[START OF Excerpt provided]
Sets and Important Notations
A set is a collection of distinct objects called elements. Any types of objects can be elements of a set, including numbers, colors, the batman symbol, as well as other sets. The set is completely determined by the elements contained in it.
There are numerous ways to describe a set. The simplest is to list the elements; if $A$ is the set of colors of the American flag, we could write $A = \{\scr red, white, blue\}$. The order that we write the elements in is irrelevant. Only the elements themselves matter.
As another example, if $B$ is the set of integers 1 through 100, we could write $B=\{1,2,...,100\}$.
For more complicated sets, we can use the so-called set-builder notation, which has its own section below.
Using the examples above, $7 \in B$, ${\scr green} \notin A$, and $100.3 \notin B$.
If we have some sets $C$ and $D$, and $C$ is completely contained in $D$ (in other words, every element of $C$ is also an element of $D$), then we say $C$ is a subset of $D$, and we write $C \subseteq D$, analagous to the $\leq$ symbol for numbers. Sometimes, you will also see it written as $C \subset D$, which I usually reserve for a proper subset, $C$ is a proper subset of $D$ if it is contained in, but not equal to, $D$, i.e. there is at least one element of $D$ that is not in $C$. A proper subset relationship is sometimes also written as $C \subsetneq D$.
Note that the empty set, the set containing no elements and written either as $\{\}$ or $\emptyset$, is a subset of every set. This is because you can make any statement you want about "all elements of the empty set"- there are none, so the statement is automatically true (but also doesn't really tell us anything). In particular, for some set $A$, every element of the empty set is also an element of $A$. For every pig in $\emptyset$, the pig can fly. Get it?
One special subset of a set $A$ is the power set of $A$, denoted $2^{A}$ or ${\cal P} (A)$, whose elements are all the subsets of $A$. Using the example set $A$ above,
$$
\begin{align}
2^{A} =
\{
&\emptyset,
\{ {\scr red} \},
\{ {\scr white} \},
\{ {\scr blue} \},
\\
&\{ {\scr red, white} \},
\{ {\scr red, blue} \},
\{ {\scr white, blue} \},
\{ {\scr red, white, blue} \}
\}
\end{align}
$$ $2^{A}$ always contains $\emptyset$ and $A$ itself. In this example, $A$ has 3 elements, and $2^{A}$ has $2^3 = 8$ elements. This is always the case for sets with a finite number of elements, hence the notation $2^{A}$. I kind of prefer the notation ${\cal P} (A)$, but both are common.
[END OF Excerpt provided]
*List of tasks*:
• A. Decide whether each statement agrees with the passage on sets, answering yes or no and quoting the deciding words: (i) The order in which the elements of a set are written matters. (ii) The empty set is a subset of every set. (iii) A set cannot have other sets as its elements.
• B. Translate this sentence from the passage on sets into Spanish: "The set is completely determined by the elements contained in it."
• C. Answer from the passage on sets:
(i) What notation does the passage name for describing more complicated sets?
(ii) What is the set containing no elements called?
(iii) How many elements does the power set of the set of colors of the American flag have?
[START OF Given information]
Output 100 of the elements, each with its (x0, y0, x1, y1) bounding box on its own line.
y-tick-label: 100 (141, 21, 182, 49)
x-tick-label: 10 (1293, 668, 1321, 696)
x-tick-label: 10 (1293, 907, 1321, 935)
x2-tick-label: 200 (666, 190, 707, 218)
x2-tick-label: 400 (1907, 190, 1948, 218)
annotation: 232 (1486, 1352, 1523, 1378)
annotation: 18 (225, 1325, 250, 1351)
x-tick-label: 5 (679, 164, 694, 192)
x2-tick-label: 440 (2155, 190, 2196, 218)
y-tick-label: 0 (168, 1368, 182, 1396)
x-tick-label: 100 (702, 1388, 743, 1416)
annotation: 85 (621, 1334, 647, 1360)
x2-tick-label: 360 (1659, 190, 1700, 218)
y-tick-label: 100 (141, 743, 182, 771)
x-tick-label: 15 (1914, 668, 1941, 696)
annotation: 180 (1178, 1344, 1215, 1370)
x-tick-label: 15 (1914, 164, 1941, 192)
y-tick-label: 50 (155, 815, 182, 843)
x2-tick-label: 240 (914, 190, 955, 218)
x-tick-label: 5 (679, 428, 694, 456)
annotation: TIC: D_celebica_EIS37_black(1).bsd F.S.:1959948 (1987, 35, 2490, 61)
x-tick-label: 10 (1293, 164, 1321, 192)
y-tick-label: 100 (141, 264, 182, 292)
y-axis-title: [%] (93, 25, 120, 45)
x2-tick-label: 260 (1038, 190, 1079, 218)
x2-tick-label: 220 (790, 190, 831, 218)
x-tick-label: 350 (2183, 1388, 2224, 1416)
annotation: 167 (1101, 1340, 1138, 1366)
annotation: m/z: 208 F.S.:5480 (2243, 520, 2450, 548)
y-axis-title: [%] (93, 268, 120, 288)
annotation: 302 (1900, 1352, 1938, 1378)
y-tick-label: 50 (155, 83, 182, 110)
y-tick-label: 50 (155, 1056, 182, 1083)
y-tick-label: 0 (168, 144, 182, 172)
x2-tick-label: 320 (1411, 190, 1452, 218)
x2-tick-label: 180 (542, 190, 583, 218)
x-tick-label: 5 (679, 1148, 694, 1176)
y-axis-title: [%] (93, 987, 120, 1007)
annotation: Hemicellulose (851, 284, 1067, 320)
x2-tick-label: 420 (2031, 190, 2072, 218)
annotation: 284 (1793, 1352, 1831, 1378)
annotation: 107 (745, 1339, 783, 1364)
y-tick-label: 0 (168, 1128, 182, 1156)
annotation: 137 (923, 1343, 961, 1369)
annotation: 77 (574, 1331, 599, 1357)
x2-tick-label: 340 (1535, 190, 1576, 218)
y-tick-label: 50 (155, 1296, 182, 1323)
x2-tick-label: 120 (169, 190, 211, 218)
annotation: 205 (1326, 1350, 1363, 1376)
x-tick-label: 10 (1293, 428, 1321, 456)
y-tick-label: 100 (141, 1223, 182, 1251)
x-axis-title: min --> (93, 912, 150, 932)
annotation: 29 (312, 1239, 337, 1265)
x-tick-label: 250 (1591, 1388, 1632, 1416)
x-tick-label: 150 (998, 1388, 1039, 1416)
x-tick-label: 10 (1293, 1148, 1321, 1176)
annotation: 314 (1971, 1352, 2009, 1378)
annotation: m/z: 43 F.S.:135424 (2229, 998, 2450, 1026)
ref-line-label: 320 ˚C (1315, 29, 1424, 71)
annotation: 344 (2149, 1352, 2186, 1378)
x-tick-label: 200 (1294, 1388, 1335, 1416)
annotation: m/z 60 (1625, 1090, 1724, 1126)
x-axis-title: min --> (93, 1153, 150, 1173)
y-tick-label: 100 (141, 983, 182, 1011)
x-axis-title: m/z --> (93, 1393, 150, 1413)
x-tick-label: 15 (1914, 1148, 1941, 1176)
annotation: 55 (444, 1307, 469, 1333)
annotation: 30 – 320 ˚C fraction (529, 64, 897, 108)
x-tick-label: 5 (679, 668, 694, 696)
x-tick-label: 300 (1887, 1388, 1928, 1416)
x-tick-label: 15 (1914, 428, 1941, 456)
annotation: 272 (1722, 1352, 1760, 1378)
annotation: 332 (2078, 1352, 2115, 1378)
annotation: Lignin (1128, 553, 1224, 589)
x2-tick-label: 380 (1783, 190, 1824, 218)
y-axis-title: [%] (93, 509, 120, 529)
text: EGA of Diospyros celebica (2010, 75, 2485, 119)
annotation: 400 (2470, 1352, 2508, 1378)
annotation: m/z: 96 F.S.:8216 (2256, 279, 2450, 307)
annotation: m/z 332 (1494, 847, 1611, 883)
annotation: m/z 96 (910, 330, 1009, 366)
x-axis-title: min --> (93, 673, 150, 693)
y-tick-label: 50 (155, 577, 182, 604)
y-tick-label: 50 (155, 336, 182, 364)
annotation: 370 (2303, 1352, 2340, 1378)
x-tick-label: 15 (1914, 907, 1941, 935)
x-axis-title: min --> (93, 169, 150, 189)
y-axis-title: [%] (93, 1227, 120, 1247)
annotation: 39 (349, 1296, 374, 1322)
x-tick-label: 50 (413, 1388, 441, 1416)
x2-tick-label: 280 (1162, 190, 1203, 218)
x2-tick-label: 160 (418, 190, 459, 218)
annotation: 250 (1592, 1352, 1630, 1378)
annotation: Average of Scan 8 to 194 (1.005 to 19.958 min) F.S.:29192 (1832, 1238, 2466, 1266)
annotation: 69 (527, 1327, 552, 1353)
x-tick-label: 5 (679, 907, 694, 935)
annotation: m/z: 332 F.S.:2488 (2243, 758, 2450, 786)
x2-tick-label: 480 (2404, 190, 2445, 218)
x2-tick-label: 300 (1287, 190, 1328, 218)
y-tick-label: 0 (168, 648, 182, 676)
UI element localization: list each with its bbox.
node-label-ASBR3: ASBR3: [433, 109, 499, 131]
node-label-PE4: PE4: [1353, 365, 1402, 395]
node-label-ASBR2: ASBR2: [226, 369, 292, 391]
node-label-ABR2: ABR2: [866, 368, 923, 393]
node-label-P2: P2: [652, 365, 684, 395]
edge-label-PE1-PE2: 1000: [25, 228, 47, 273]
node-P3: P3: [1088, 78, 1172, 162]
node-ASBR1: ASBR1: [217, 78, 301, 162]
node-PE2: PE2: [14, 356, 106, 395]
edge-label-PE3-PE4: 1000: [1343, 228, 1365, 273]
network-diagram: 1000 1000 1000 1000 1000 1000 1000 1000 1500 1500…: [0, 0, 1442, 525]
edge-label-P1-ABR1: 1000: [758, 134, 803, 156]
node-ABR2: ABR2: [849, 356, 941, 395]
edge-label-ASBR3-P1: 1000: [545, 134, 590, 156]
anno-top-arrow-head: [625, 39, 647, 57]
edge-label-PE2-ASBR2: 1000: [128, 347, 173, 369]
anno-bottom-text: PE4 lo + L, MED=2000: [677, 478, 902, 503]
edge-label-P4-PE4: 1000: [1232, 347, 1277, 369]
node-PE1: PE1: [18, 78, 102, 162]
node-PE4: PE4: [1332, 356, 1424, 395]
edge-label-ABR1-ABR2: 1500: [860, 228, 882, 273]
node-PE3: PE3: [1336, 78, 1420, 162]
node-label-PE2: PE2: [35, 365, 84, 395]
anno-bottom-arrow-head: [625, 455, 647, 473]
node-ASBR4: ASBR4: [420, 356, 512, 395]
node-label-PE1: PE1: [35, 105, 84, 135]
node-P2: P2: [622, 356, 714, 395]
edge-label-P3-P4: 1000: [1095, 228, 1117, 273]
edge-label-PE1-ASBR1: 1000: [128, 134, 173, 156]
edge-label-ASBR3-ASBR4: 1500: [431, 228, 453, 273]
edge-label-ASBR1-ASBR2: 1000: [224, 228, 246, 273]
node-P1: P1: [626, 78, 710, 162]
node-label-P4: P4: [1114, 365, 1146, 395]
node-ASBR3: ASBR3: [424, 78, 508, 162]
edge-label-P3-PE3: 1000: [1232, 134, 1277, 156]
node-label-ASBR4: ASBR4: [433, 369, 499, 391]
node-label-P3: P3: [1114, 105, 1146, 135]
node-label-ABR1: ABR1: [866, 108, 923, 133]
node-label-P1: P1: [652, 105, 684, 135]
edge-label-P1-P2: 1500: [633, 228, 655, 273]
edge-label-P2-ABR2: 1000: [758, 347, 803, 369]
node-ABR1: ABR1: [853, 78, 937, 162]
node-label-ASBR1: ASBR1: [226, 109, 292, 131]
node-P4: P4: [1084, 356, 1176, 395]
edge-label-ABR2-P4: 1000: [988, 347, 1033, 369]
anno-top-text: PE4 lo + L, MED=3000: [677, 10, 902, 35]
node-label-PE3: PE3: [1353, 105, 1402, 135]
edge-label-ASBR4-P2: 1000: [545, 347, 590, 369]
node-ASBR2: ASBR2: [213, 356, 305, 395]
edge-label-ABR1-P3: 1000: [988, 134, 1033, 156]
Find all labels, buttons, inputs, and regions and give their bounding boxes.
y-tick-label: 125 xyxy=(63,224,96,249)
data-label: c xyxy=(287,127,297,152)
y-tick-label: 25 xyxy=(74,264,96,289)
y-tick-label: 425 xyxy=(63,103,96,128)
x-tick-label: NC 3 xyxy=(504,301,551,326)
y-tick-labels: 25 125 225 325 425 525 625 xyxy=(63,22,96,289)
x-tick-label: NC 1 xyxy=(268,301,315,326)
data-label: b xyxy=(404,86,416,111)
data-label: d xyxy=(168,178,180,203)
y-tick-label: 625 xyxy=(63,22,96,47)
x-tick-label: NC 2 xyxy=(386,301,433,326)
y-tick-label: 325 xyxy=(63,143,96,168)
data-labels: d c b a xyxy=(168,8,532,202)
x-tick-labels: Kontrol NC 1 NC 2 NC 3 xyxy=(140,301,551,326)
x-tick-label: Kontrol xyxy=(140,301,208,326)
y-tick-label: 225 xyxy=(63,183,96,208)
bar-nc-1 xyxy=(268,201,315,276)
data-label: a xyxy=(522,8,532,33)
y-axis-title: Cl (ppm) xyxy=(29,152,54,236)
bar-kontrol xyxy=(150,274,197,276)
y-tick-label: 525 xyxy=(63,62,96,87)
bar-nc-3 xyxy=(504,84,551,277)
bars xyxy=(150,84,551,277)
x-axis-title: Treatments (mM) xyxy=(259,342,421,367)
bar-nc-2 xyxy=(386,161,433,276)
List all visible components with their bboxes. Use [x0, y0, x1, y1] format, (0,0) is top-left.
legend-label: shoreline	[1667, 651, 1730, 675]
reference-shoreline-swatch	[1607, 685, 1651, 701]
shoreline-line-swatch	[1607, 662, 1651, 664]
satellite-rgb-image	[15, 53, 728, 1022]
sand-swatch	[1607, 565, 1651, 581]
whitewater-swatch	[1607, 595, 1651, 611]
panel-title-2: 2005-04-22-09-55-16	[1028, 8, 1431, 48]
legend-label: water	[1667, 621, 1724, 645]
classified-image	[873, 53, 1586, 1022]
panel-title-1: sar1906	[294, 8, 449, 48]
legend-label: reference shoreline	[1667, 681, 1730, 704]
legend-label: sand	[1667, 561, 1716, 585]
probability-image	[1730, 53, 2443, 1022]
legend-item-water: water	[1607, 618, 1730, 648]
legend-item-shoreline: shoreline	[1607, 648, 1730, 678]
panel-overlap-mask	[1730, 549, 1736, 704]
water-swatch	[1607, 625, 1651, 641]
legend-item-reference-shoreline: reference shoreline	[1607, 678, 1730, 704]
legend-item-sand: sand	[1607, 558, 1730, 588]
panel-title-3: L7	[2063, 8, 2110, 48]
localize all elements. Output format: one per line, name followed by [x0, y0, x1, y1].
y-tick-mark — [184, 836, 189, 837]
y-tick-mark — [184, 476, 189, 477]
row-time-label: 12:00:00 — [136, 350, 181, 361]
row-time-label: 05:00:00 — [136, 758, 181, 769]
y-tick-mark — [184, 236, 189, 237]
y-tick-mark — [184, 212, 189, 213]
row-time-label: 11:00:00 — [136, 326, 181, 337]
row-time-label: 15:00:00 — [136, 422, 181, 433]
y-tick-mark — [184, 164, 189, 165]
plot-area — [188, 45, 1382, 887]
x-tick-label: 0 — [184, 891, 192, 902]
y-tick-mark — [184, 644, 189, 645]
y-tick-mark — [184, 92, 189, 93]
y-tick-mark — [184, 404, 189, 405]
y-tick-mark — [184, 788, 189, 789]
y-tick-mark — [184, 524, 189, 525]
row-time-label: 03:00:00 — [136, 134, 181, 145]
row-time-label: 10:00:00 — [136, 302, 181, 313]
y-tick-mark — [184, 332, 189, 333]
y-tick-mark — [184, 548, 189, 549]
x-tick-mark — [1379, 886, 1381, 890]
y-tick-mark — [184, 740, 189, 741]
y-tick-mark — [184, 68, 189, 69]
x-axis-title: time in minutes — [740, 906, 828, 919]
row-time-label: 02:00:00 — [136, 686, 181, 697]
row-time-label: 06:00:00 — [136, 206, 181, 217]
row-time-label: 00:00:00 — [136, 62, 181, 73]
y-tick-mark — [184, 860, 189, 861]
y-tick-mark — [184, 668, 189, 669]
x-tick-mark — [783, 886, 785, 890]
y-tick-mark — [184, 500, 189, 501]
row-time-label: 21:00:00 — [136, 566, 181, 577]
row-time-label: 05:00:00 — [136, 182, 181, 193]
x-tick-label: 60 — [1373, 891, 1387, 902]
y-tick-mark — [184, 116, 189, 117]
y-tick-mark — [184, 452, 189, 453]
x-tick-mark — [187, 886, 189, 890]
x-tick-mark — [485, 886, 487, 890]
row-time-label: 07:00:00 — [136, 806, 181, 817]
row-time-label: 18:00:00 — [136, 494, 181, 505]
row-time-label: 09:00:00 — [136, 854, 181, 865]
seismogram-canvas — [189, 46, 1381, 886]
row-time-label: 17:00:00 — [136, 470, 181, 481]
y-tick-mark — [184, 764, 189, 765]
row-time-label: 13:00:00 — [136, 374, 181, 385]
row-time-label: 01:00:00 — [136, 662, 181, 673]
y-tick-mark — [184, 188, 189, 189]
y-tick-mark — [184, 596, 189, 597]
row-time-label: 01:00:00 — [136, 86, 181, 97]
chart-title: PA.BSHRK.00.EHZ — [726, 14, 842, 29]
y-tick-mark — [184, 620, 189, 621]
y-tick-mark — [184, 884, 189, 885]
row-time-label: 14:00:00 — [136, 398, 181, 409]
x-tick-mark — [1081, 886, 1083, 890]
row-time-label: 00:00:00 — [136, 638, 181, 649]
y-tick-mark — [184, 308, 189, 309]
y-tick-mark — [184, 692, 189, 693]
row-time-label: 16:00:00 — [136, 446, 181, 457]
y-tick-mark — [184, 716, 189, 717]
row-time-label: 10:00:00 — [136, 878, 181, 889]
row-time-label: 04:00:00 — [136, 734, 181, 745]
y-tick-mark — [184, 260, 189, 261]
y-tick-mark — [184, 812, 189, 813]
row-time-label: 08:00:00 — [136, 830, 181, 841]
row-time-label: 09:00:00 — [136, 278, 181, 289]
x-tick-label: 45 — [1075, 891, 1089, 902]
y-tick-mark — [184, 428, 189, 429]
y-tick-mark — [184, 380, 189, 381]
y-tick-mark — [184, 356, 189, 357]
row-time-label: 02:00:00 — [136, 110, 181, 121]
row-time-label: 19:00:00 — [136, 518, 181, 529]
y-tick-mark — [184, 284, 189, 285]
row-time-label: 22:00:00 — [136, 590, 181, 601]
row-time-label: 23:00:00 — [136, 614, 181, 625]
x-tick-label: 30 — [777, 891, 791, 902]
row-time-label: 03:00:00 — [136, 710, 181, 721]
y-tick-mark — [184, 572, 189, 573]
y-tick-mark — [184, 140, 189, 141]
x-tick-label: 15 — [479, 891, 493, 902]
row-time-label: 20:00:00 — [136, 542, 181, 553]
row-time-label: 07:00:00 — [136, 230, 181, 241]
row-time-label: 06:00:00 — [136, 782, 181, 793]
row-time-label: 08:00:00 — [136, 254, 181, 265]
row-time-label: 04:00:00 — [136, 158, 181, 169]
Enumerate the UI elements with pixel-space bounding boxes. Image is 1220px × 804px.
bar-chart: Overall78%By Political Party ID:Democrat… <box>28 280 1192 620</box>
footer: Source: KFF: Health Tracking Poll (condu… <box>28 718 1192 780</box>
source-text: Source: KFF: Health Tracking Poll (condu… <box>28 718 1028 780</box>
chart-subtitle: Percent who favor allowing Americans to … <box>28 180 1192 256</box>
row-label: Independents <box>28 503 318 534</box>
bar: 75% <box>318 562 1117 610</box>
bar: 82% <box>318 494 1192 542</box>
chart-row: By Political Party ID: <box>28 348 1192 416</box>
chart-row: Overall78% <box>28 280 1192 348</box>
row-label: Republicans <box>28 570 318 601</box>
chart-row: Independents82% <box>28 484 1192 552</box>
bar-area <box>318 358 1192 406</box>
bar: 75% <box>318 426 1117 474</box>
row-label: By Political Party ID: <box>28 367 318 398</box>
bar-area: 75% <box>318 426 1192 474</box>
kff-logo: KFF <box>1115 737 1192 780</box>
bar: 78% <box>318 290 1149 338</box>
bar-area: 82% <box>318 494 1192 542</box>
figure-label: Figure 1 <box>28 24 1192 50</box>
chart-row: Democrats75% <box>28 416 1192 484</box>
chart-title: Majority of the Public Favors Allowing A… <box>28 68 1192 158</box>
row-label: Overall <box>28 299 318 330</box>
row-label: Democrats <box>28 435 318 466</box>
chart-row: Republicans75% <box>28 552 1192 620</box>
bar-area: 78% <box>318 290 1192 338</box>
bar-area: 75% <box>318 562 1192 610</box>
[END OF Given information]
*Problem solutions*:
• A.
(i) No: "The order that we write the elements in is irrelevant."
(ii) Yes: "Note that the empty set, the set containing no elements and written either as $\{\}$ or $\emptyset$, is a subset of every set."
(iii) No: "Any types of objects can be elements of a set, including numbers, colors, the batman symbol, as well as other sets."

• B. El conjunto está completamente determinado por los elementos que contiene.

• C.
(i) Set-builder notation.
(ii) The empty set.
(iii) 8.